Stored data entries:
────

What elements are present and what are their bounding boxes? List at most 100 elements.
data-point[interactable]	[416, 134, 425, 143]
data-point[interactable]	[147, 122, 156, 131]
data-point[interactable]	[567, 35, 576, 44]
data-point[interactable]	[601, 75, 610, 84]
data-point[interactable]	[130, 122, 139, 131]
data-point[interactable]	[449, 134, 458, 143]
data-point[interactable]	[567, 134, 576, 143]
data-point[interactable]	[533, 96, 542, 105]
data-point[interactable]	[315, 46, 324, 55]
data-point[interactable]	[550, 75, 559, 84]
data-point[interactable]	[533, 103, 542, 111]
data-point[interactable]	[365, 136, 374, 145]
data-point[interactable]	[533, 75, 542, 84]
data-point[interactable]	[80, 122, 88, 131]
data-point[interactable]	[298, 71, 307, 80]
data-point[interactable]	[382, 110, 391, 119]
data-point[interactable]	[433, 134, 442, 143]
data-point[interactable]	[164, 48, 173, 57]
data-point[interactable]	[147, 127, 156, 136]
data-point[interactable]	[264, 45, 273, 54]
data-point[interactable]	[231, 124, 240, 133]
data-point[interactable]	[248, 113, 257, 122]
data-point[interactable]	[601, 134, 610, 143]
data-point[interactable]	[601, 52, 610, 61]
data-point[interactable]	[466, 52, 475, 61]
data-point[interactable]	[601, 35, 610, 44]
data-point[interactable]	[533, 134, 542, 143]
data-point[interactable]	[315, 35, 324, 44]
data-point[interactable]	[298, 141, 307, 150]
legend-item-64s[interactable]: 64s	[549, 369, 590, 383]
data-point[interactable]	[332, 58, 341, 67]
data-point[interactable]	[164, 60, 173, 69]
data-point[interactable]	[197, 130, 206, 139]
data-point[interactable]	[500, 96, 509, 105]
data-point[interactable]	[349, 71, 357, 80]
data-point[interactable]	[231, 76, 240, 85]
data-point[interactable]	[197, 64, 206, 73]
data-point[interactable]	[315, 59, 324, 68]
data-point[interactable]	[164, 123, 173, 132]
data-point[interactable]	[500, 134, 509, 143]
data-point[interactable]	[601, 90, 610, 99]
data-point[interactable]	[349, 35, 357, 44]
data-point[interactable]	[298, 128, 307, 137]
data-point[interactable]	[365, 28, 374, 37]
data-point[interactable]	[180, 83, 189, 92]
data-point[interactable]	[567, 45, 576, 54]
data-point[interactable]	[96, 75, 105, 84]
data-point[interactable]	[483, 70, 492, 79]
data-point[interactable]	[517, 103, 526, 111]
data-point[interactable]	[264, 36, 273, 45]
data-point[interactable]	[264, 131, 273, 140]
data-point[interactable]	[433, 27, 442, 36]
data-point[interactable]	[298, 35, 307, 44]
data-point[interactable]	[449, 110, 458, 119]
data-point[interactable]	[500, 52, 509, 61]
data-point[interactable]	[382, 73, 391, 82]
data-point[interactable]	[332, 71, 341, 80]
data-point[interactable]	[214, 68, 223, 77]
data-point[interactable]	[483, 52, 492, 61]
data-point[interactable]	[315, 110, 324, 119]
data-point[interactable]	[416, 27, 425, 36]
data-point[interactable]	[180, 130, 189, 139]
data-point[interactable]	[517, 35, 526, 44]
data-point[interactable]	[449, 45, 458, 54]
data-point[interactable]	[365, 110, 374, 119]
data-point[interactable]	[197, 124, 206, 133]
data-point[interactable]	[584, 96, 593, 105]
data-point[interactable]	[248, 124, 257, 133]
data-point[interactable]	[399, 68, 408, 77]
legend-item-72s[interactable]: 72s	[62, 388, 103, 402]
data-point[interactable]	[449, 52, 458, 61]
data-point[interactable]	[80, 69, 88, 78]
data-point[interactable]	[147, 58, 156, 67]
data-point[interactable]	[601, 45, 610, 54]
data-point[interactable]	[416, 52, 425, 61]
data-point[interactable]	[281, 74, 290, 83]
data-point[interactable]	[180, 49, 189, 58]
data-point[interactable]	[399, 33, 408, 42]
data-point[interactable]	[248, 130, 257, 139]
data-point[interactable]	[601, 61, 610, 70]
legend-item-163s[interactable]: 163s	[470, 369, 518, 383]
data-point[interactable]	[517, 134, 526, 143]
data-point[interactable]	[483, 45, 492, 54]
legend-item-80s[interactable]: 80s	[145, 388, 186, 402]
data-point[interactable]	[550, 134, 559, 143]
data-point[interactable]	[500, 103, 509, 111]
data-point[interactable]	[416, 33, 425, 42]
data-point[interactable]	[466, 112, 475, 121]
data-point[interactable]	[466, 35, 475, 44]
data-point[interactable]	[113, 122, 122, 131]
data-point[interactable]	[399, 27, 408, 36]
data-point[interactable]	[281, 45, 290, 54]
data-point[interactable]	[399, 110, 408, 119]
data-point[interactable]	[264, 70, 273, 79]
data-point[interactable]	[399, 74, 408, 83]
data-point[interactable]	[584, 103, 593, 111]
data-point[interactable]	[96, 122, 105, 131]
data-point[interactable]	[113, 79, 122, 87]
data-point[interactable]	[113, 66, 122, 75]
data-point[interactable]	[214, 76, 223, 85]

────

WHAT IS EXPECTED:
Please repeat the material word for word, starting at its first line and ending with the line that contains "136, 374, 145]", including both of those lines.

ANSWER FOR THIS EXERCISE:
What elements are present and what are their bounding boxes? List at most 100 elements.
data-point[interactable]	[416, 134, 425, 143]
data-point[interactable]	[147, 122, 156, 131]
data-point[interactable]	[567, 35, 576, 44]
data-point[interactable]	[601, 75, 610, 84]
data-point[interactable]	[130, 122, 139, 131]
data-point[interactable]	[449, 134, 458, 143]
data-point[interactable]	[567, 134, 576, 143]
data-point[interactable]	[533, 96, 542, 105]
data-point[interactable]	[315, 46, 324, 55]
data-point[interactable]	[550, 75, 559, 84]
data-point[interactable]	[533, 103, 542, 111]
data-point[interactable]	[365, 136, 374, 145]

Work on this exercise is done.